▸ YOUR INSTRUCTIONS: Every entry must be copied word for word.

(Stored data)
--
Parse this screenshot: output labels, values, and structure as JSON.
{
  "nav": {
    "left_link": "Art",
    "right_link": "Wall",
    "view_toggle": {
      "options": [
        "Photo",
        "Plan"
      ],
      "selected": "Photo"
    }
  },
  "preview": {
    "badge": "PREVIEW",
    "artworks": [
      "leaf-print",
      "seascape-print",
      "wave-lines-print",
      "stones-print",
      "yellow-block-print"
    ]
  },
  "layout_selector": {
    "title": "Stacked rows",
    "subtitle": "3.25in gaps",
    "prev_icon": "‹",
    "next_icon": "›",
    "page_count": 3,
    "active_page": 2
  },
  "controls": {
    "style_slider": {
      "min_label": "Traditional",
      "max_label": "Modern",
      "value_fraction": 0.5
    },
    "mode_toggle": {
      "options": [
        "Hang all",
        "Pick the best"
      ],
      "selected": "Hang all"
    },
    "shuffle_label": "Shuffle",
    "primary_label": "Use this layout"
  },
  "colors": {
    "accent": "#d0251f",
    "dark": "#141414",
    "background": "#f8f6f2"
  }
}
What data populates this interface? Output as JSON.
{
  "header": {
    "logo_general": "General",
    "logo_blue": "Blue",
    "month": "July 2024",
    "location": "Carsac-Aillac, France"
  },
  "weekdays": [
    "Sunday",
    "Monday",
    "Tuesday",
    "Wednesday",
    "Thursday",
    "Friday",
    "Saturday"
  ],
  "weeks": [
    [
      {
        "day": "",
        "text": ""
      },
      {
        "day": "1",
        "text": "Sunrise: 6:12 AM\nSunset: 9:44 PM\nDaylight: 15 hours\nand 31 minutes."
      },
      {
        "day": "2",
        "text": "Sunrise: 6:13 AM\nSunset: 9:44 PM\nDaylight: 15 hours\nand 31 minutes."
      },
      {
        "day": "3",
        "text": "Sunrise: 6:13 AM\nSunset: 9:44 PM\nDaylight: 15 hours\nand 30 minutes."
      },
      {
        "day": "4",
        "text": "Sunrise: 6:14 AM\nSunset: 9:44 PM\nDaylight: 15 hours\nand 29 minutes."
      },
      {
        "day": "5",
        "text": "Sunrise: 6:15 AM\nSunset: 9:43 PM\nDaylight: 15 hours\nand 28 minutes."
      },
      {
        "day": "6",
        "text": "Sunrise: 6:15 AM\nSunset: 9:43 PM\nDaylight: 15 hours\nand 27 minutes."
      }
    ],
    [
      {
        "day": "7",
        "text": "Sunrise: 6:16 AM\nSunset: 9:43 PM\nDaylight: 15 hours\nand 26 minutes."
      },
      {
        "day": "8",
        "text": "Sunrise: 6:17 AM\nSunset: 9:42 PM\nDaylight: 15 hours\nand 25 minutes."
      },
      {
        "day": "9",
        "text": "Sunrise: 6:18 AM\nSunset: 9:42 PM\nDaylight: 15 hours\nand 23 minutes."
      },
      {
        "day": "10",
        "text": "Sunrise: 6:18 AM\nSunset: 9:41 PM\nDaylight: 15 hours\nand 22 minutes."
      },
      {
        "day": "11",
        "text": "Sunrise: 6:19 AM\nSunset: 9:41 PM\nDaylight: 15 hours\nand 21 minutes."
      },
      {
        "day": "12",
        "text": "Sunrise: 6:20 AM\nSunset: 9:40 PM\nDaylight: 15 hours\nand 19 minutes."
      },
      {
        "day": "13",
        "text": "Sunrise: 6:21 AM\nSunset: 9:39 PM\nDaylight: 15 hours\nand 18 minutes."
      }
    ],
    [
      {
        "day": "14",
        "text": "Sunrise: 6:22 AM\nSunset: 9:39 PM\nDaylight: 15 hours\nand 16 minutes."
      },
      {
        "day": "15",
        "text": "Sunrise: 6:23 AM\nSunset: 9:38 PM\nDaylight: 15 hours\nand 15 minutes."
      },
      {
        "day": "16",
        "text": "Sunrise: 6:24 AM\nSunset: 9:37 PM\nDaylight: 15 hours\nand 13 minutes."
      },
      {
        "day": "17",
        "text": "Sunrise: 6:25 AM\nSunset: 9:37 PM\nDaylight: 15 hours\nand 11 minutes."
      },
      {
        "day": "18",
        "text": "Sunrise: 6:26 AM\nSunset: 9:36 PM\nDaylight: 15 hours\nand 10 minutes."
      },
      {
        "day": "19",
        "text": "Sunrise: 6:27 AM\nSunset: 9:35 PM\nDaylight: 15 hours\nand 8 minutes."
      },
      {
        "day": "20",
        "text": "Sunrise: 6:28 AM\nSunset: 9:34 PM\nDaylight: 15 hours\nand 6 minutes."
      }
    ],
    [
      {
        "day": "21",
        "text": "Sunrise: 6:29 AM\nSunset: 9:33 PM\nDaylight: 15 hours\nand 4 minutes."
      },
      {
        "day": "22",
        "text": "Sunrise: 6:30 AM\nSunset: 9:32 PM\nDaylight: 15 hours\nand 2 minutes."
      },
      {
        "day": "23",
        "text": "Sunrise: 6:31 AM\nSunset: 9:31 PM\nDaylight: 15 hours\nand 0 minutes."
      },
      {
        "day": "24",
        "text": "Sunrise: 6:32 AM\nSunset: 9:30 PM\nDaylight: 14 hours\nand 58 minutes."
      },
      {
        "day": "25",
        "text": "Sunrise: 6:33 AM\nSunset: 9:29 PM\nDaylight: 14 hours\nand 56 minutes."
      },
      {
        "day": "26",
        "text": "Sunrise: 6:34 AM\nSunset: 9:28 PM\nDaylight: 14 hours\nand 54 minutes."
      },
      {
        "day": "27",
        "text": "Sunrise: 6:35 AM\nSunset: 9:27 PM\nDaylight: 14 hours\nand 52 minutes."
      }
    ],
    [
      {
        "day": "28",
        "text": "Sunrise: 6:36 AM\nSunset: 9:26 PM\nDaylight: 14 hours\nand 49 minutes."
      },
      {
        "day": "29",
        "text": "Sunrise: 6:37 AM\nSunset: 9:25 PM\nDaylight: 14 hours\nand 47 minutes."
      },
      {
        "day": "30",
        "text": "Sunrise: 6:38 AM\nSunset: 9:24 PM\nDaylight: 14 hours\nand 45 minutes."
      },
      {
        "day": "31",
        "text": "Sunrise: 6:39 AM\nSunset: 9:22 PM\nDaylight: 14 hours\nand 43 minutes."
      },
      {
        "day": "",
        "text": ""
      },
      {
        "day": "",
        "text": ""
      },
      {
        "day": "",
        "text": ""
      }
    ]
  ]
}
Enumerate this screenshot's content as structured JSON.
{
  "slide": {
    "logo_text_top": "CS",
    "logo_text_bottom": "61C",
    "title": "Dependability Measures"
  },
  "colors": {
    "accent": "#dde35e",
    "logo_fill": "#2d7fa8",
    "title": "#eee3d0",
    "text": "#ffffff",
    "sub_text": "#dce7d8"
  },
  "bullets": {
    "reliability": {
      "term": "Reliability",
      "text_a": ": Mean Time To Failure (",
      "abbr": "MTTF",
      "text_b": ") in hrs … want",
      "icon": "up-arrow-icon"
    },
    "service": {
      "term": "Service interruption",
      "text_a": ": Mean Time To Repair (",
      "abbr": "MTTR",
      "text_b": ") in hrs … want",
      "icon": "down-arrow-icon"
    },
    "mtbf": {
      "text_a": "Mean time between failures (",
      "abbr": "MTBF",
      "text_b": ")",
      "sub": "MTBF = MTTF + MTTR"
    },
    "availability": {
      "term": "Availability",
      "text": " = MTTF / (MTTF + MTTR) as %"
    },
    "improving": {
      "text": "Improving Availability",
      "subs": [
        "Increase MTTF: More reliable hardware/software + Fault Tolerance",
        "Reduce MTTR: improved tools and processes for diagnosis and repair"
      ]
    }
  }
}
--
▸ SOLUTION BELOW:
Parse this screenshot: output labels, values, and structure as JSON.
{
  "nav": {
    "left_link": "Art",
    "right_link": "Wall",
    "view_toggle": {
      "options": [
        "Photo",
        "Plan"
      ],
      "selected": "Photo"
    }
  },
  "preview": {
    "badge": "PREVIEW",
    "artworks": [
      "leaf-print",
      "seascape-print",
      "wave-lines-print",
      "stones-print",
      "yellow-block-print"
    ]
  },
  "layout_selector": {
    "title": "Stacked rows",
    "subtitle": "3.25in gaps",
    "prev_icon": "‹",
    "next_icon": "›",
    "page_count": 3,
    "active_page": 2
  },
  "controls": {
    "style_slider": {
      "min_label": "Traditional",
      "max_label": "Modern",
      "value_fraction": 0.5
    },
    "mode_toggle": {
      "options": [
        "Hang all",
        "Pick the best"
      ],
      "selected": "Hang all"
    },
    "shuffle_label": "Shuffle",
    "primary_label": "Use this layout"
  },
  "colors": {
    "accent": "#d0251f",
    "dark": "#141414",
    "background": "#f8f6f2"
  }
}
What data populates this interface? Output as JSON.
{
  "header": {
    "logo_general": "General",
    "logo_blue": "Blue",
    "month": "July 2024",
    "location": "Carsac-Aillac, France"
  },
  "weekdays": [
    "Sunday",
    "Monday",
    "Tuesday",
    "Wednesday",
    "Thursday",
    "Friday",
    "Saturday"
  ],
  "weeks": [
    [
      {
        "day": "",
        "text": ""
      },
      {
        "day": "1",
        "text": "Sunrise: 6:12 AM\nSunset: 9:44 PM\nDaylight: 15 hours\nand 31 minutes."
      },
      {
        "day": "2",
        "text": "Sunrise: 6:13 AM\nSunset: 9:44 PM\nDaylight: 15 hours\nand 31 minutes."
      },
      {
        "day": "3",
        "text": "Sunrise: 6:13 AM\nSunset: 9:44 PM\nDaylight: 15 hours\nand 30 minutes."
      },
      {
        "day": "4",
        "text": "Sunrise: 6:14 AM\nSunset: 9:44 PM\nDaylight: 15 hours\nand 29 minutes."
      },
      {
        "day": "5",
        "text": "Sunrise: 6:15 AM\nSunset: 9:43 PM\nDaylight: 15 hours\nand 28 minutes."
      },
      {
        "day": "6",
        "text": "Sunrise: 6:15 AM\nSunset: 9:43 PM\nDaylight: 15 hours\nand 27 minutes."
      }
    ],
    [
      {
        "day": "7",
        "text": "Sunrise: 6:16 AM\nSunset: 9:43 PM\nDaylight: 15 hours\nand 26 minutes."
      },
      {
        "day": "8",
        "text": "Sunrise: 6:17 AM\nSunset: 9:42 PM\nDaylight: 15 hours\nand 25 minutes."
      },
      {
        "day": "9",
        "text": "Sunrise: 6:18 AM\nSunset: 9:42 PM\nDaylight: 15 hours\nand 23 minutes."
      },
      {
        "day": "10",
        "text": "Sunrise: 6:18 AM\nSunset: 9:41 PM\nDaylight: 15 hours\nand 22 minutes."
      },
      {
        "day": "11",
        "text": "Sunrise: 6:19 AM\nSunset: 9:41 PM\nDaylight: 15 hours\nand 21 minutes."
      },
      {
        "day": "12",
        "text": "Sunrise: 6:20 AM\nSunset: 9:40 PM\nDaylight: 15 hours\nand 19 minutes."
      },
      {
        "day": "13",
        "text": "Sunrise: 6:21 AM\nSunset: 9:39 PM\nDaylight: 15 hours\nand 18 minutes."
      }
    ],
    [
      {
        "day": "14",
        "text": "Sunrise: 6:22 AM\nSunset: 9:39 PM\nDaylight: 15 hours\nand 16 minutes."
      },
      {
        "day": "15",
        "text": "Sunrise: 6:23 AM\nSunset: 9:38 PM\nDaylight: 15 hours\nand 15 minutes."
      },
      {
        "day": "16",
        "text": "Sunrise: 6:24 AM\nSunset: 9:37 PM\nDaylight: 15 hours\nand 13 minutes."
      },
      {
        "day": "17",
        "text": "Sunrise: 6:25 AM\nSunset: 9:37 PM\nDaylight: 15 hours\nand 11 minutes."
      },
      {
        "day": "18",
        "text": "Sunrise: 6:26 AM\nSunset: 9:36 PM\nDaylight: 15 hours\nand 10 minutes."
      },
      {
        "day": "19",
        "text": "Sunrise: 6:27 AM\nSunset: 9:35 PM\nDaylight: 15 hours\nand 8 minutes."
      },
      {
        "day": "20",
        "text": "Sunrise: 6:28 AM\nSunset: 9:34 PM\nDaylight: 15 hours\nand 6 minutes."
      }
    ],
    [
      {
        "day": "21",
        "text": "Sunrise: 6:29 AM\nSunset: 9:33 PM\nDaylight: 15 hours\nand 4 minutes."
      },
      {
        "day": "22",
        "text": "Sunrise: 6:30 AM\nSunset: 9:32 PM\nDaylight: 15 hours\nand 2 minutes."
      },
      {
        "day": "23",
        "text": "Sunrise: 6:31 AM\nSunset: 9:31 PM\nDaylight: 15 hours\nand 0 minutes."
      },
      {
        "day": "24",
        "text": "Sunrise: 6:32 AM\nSunset: 9:30 PM\nDaylight: 14 hours\nand 58 minutes."
      },
      {
        "day": "25",
        "text": "Sunrise: 6:33 AM\nSunset: 9:29 PM\nDaylight: 14 hours\nand 56 minutes."
      },
      {
        "day": "26",
        "text": "Sunrise: 6:34 AM\nSunset: 9:28 PM\nDaylight: 14 hours\nand 54 minutes."
      },
      {
        "day": "27",
        "text": "Sunrise: 6:35 AM\nSunset: 9:27 PM\nDaylight: 14 hours\nand 52 minutes."
      }
    ],
    [
      {
        "day": "28",
        "text": "Sunrise: 6:36 AM\nSunset: 9:26 PM\nDaylight: 14 hours\nand 49 minutes."
      },
      {
        "day": "29",
        "text": "Sunrise: 6:37 AM\nSunset: 9:25 PM\nDaylight: 14 hours\nand 47 minutes."
      },
      {
        "day": "30",
        "text": "Sunrise: 6:38 AM\nSunset: 9:24 PM\nDaylight: 14 hours\nand 45 minutes."
      },
      {
        "day": "31",
        "text": "Sunrise: 6:39 AM\nSunset: 9:22 PM\nDaylight: 14 hours\nand 43 minutes."
      },
      {
        "day": "",
        "text": ""
      },
      {
        "day": "",
        "text": ""
      },
      {
        "day": "",
        "text": ""
      }
    ]
  ]
}
Enumerate this screenshot's content as structured JSON.
{
  "slide": {
    "logo_text_top": "CS",
    "logo_text_bottom": "61C",
    "title": "Dependability Measures"
  },
  "colors": {
    "accent": "#dde35e",
    "logo_fill": "#2d7fa8",
    "title": "#eee3d0",
    "text": "#ffffff",
    "sub_text": "#dce7d8"
  },
  "bullets": {
    "reliability": {
      "term": "Reliability",
      "text_a": ": Mean Time To Failure (",
      "abbr": "MTTF",
      "text_b": ") in hrs … want",
      "icon": "up-arrow-icon"
    },
    "service": {
      "term": "Service interruption",
      "text_a": ": Mean Time To Repair (",
      "abbr": "MTTR",
      "text_b": ") in hrs … want",
      "icon": "down-arrow-icon"
    },
    "mtbf": {
      "text_a": "Mean time between failures (",
      "abbr": "MTBF",
      "text_b": ")",
      "sub": "MTBF = MTTF + MTTR"
    },
    "availability": {
      "term": "Availability",
      "text": " = MTTF / (MTTF + MTTR) as %"
    },
    "improving": {
      "text": "Improving Availability",
      "subs": [
        "Increase MTTF: More reliable hardware/software + Fault Tolerance",
        "Reduce MTTR: improved tools and processes for diagnosis and repair"
      ]
    }
  }
}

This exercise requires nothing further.